# start of Dataset extract

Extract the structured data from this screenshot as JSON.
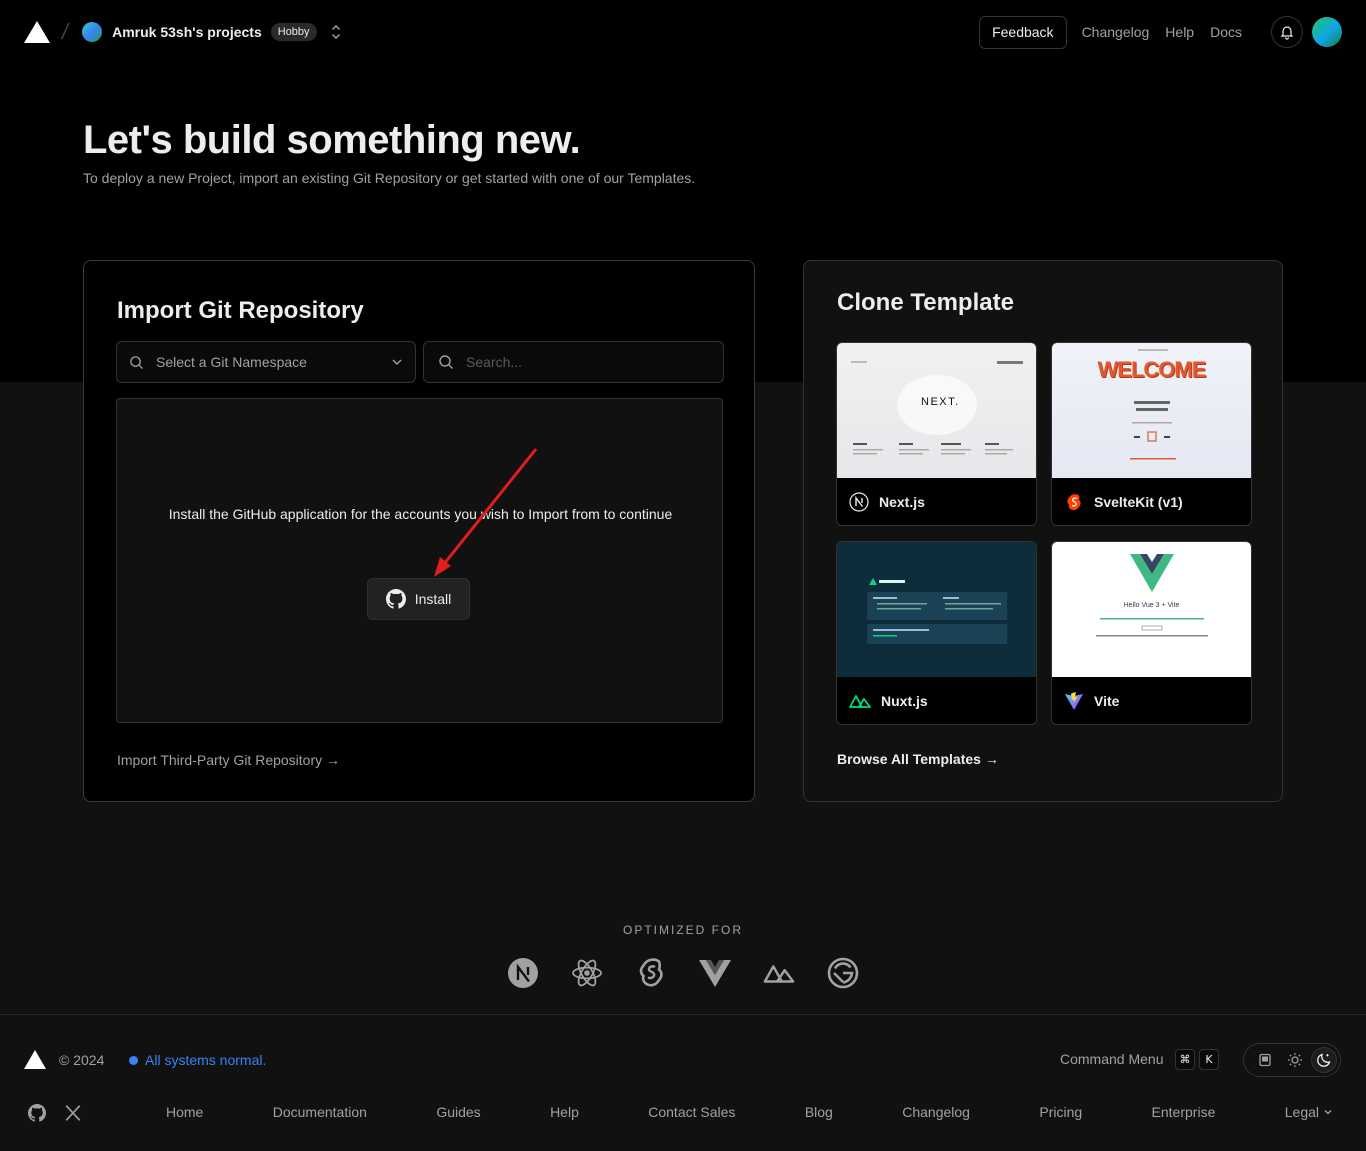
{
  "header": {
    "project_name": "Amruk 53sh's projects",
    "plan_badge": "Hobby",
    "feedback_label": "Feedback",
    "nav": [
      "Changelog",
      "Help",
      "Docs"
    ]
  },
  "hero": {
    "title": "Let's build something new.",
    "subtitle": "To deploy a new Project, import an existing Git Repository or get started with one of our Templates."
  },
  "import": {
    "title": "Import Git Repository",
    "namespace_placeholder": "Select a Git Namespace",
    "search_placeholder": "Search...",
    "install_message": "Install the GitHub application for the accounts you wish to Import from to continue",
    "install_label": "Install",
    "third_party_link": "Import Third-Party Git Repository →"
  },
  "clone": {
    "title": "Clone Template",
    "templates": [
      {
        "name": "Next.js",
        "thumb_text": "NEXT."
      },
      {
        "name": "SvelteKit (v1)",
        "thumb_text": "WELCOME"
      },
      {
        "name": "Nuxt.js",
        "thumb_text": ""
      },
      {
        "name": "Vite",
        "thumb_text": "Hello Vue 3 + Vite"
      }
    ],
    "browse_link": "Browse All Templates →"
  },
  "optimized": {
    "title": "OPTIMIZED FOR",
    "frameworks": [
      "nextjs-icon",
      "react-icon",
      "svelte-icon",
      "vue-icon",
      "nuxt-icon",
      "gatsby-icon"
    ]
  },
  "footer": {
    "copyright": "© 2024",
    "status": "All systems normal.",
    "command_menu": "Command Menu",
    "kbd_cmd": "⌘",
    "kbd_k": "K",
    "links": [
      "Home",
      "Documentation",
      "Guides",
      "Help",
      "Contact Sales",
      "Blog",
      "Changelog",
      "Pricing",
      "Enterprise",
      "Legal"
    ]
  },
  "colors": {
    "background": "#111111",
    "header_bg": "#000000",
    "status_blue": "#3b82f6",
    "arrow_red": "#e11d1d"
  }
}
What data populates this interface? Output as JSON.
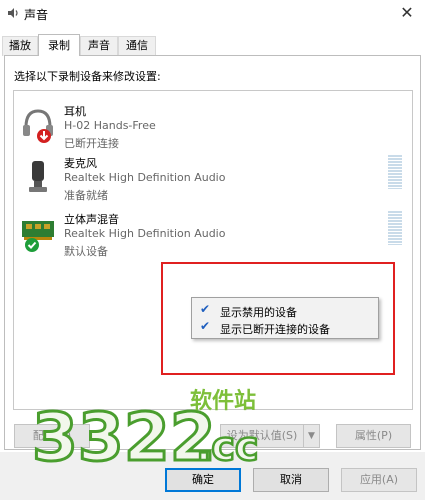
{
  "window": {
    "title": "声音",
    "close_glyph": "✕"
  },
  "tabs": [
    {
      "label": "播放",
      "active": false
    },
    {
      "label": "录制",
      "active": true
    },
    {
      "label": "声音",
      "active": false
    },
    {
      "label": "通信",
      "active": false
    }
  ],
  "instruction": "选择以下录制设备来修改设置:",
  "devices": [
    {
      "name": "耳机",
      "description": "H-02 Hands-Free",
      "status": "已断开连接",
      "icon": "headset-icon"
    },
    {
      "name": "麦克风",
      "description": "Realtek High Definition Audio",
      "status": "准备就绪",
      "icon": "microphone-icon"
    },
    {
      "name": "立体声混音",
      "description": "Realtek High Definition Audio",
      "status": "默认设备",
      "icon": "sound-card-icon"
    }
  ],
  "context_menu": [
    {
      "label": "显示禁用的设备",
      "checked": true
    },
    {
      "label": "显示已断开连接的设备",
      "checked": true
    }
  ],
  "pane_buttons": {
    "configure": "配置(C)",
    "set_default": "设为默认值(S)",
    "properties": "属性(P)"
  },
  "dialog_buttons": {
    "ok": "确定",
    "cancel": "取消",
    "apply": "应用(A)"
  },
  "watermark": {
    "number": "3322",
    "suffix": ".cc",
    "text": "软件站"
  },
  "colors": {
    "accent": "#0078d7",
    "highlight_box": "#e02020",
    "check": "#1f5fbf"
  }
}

# end of Dataset extract

*What the exercise asks*.
With the pictures omitted, reproduce the records in full and exactly.

*Solved problem*.
Extract the structured data from this screenshot as JSON.
{
  "header": {
    "project_name": "Amruk 53sh's projects",
    "plan_badge": "Hobby",
    "feedback_label": "Feedback",
    "nav": [
      "Changelog",
      "Help",
      "Docs"
    ]
  },
  "hero": {
    "title": "Let's build something new.",
    "subtitle": "To deploy a new Project, import an existing Git Repository or get started with one of our Templates."
  },
  "import": {
    "title": "Import Git Repository",
    "namespace_placeholder": "Select a Git Namespace",
    "search_placeholder": "Search...",
    "install_message": "Install the GitHub application for the accounts you wish to Import from to continue",
    "install_label": "Install",
    "third_party_link": "Import Third-Party Git Repository →"
  },
  "clone": {
    "title": "Clone Template",
    "templates": [
      {
        "name": "Next.js",
        "thumb_text": "NEXT."
      },
      {
        "name": "SvelteKit (v1)",
        "thumb_text": "WELCOME"
      },
      {
        "name": "Nuxt.js",
        "thumb_text": ""
      },
      {
        "name": "Vite",
        "thumb_text": "Hello Vue 3 + Vite"
      }
    ],
    "browse_link": "Browse All Templates →"
  },
  "optimized": {
    "title": "OPTIMIZED FOR",
    "frameworks": [
      "nextjs-icon",
      "react-icon",
      "svelte-icon",
      "vue-icon",
      "nuxt-icon",
      "gatsby-icon"
    ]
  },
  "footer": {
    "copyright": "© 2024",
    "status": "All systems normal.",
    "command_menu": "Command Menu",
    "kbd_cmd": "⌘",
    "kbd_k": "K",
    "links": [
      "Home",
      "Documentation",
      "Guides",
      "Help",
      "Contact Sales",
      "Blog",
      "Changelog",
      "Pricing",
      "Enterprise",
      "Legal"
    ]
  },
  "colors": {
    "background": "#111111",
    "header_bg": "#000000",
    "status_blue": "#3b82f6",
    "arrow_red": "#e11d1d"
  }
}
What data populates this interface? Output as JSON.
{
  "window": {
    "title": "声音",
    "close_glyph": "✕"
  },
  "tabs": [
    {
      "label": "播放",
      "active": false
    },
    {
      "label": "录制",
      "active": true
    },
    {
      "label": "声音",
      "active": false
    },
    {
      "label": "通信",
      "active": false
    }
  ],
  "instruction": "选择以下录制设备来修改设置:",
  "devices": [
    {
      "name": "耳机",
      "description": "H-02 Hands-Free",
      "status": "已断开连接",
      "icon": "headset-icon"
    },
    {
      "name": "麦克风",
      "description": "Realtek High Definition Audio",
      "status": "准备就绪",
      "icon": "microphone-icon"
    },
    {
      "name": "立体声混音",
      "description": "Realtek High Definition Audio",
      "status": "默认设备",
      "icon": "sound-card-icon"
    }
  ],
  "context_menu": [
    {
      "label": "显示禁用的设备",
      "checked": true
    },
    {
      "label": "显示已断开连接的设备",
      "checked": true
    }
  ],
  "pane_buttons": {
    "configure": "配置(C)",
    "set_default": "设为默认值(S)",
    "properties": "属性(P)"
  },
  "dialog_buttons": {
    "ok": "确定",
    "cancel": "取消",
    "apply": "应用(A)"
  },
  "watermark": {
    "number": "3322",
    "suffix": ".cc",
    "text": "软件站"
  },
  "colors": {
    "accent": "#0078d7",
    "highlight_box": "#e02020",
    "check": "#1f5fbf"
  }
}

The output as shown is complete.